- **Challenge**
Write down each entry again, exactly as it reads.

Stored records
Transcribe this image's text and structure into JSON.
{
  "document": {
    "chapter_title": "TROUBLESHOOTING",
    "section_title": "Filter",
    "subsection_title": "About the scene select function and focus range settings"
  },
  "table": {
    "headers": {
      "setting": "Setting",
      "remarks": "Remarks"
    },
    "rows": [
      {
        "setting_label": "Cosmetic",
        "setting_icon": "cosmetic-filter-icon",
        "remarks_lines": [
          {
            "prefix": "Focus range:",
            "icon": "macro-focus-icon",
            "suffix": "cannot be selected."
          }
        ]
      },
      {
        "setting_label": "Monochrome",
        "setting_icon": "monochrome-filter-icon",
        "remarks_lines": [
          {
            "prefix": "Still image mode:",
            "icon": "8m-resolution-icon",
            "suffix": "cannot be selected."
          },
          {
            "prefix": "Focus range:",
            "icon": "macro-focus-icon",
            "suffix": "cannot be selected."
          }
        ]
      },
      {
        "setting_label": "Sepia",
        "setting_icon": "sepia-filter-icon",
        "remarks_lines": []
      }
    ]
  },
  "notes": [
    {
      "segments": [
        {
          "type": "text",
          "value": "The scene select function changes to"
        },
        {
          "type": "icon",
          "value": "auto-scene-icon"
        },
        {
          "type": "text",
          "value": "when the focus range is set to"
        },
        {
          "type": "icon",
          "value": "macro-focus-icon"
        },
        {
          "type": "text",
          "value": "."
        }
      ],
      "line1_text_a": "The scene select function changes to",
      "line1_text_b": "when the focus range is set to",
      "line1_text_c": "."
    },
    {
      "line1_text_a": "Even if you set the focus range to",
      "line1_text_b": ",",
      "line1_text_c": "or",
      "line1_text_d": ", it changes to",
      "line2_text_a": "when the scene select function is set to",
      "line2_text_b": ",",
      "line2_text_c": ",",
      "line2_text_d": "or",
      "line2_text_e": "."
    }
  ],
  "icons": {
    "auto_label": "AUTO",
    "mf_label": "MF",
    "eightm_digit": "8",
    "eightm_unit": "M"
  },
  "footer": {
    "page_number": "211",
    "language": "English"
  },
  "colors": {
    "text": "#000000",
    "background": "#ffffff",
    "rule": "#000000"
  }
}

- **Correct answer**
Transcribe this image's text and structure into JSON.
{
  "document": {
    "chapter_title": "TROUBLESHOOTING",
    "section_title": "Filter",
    "subsection_title": "About the scene select function and focus range settings"
  },
  "table": {
    "headers": {
      "setting": "Setting",
      "remarks": "Remarks"
    },
    "rows": [
      {
        "setting_label": "Cosmetic",
        "setting_icon": "cosmetic-filter-icon",
        "remarks_lines": [
          {
            "prefix": "Focus range:",
            "icon": "macro-focus-icon",
            "suffix": "cannot be selected."
          }
        ]
      },
      {
        "setting_label": "Monochrome",
        "setting_icon": "monochrome-filter-icon",
        "remarks_lines": [
          {
            "prefix": "Still image mode:",
            "icon": "8m-resolution-icon",
            "suffix": "cannot be selected."
          },
          {
            "prefix": "Focus range:",
            "icon": "macro-focus-icon",
            "suffix": "cannot be selected."
          }
        ]
      },
      {
        "setting_label": "Sepia",
        "setting_icon": "sepia-filter-icon",
        "remarks_lines": []
      }
    ]
  },
  "notes": [
    {
      "segments": [
        {
          "type": "text",
          "value": "The scene select function changes to"
        },
        {
          "type": "icon",
          "value": "auto-scene-icon"
        },
        {
          "type": "text",
          "value": "when the focus range is set to"
        },
        {
          "type": "icon",
          "value": "macro-focus-icon"
        },
        {
          "type": "text",
          "value": "."
        }
      ],
      "line1_text_a": "The scene select function changes to",
      "line1_text_b": "when the focus range is set to",
      "line1_text_c": "."
    },
    {
      "line1_text_a": "Even if you set the focus range to",
      "line1_text_b": ",",
      "line1_text_c": "or",
      "line1_text_d": ", it changes to",
      "line2_text_a": "when the scene select function is set to",
      "line2_text_b": ",",
      "line2_text_c": ",",
      "line2_text_d": "or",
      "line2_text_e": "."
    }
  ],
  "icons": {
    "auto_label": "AUTO",
    "mf_label": "MF",
    "eightm_digit": "8",
    "eightm_unit": "M"
  },
  "footer": {
    "page_number": "211",
    "language": "English"
  },
  "colors": {
    "text": "#000000",
    "background": "#ffffff",
    "rule": "#000000"
  }
}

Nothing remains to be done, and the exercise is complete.